▸ **DATA SUPPLIED**:

★ ★ ★ ★

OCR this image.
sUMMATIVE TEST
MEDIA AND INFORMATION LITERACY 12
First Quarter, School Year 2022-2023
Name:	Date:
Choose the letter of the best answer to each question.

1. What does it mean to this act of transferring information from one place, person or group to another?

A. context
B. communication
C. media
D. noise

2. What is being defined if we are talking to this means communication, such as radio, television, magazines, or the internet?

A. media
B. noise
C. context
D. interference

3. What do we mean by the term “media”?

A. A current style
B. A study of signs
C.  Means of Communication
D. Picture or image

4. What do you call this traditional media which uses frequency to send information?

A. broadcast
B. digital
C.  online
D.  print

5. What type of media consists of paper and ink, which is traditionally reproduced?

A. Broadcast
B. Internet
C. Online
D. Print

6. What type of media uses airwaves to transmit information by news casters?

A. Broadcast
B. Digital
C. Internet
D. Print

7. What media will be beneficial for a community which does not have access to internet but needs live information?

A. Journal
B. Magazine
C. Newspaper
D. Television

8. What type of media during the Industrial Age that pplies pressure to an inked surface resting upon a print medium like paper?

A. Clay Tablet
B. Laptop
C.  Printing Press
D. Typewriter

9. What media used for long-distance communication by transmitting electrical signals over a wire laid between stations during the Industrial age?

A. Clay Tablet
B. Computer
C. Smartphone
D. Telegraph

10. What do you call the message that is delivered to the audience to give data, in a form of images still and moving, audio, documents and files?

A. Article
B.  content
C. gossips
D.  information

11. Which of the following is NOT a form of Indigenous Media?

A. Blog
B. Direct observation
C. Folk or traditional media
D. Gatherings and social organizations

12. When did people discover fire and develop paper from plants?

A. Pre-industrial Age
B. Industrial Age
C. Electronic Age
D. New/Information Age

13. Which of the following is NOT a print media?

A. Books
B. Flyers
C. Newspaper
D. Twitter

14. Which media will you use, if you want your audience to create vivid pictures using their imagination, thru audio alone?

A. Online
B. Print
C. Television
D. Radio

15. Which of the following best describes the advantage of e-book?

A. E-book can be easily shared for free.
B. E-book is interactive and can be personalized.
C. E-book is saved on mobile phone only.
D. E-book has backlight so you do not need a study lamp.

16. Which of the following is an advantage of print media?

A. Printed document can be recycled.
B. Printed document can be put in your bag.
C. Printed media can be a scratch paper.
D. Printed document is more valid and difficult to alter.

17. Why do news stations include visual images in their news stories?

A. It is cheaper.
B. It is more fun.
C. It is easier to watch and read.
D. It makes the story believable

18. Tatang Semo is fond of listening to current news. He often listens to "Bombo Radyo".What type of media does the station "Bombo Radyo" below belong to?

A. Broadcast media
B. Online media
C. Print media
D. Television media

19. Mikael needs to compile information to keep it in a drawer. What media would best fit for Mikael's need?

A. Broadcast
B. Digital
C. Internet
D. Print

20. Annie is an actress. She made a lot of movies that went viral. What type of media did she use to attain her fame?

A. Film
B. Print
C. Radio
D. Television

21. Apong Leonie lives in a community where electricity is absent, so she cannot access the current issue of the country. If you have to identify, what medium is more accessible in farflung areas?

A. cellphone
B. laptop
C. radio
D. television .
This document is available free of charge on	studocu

★ ★ ★ ★

▸ **BRIEF**:
Your task is to say how many lines in the entries above contain the word "from". Please write only the number.

▸ **RESPONSE FOR THIS EXERCISE**:
2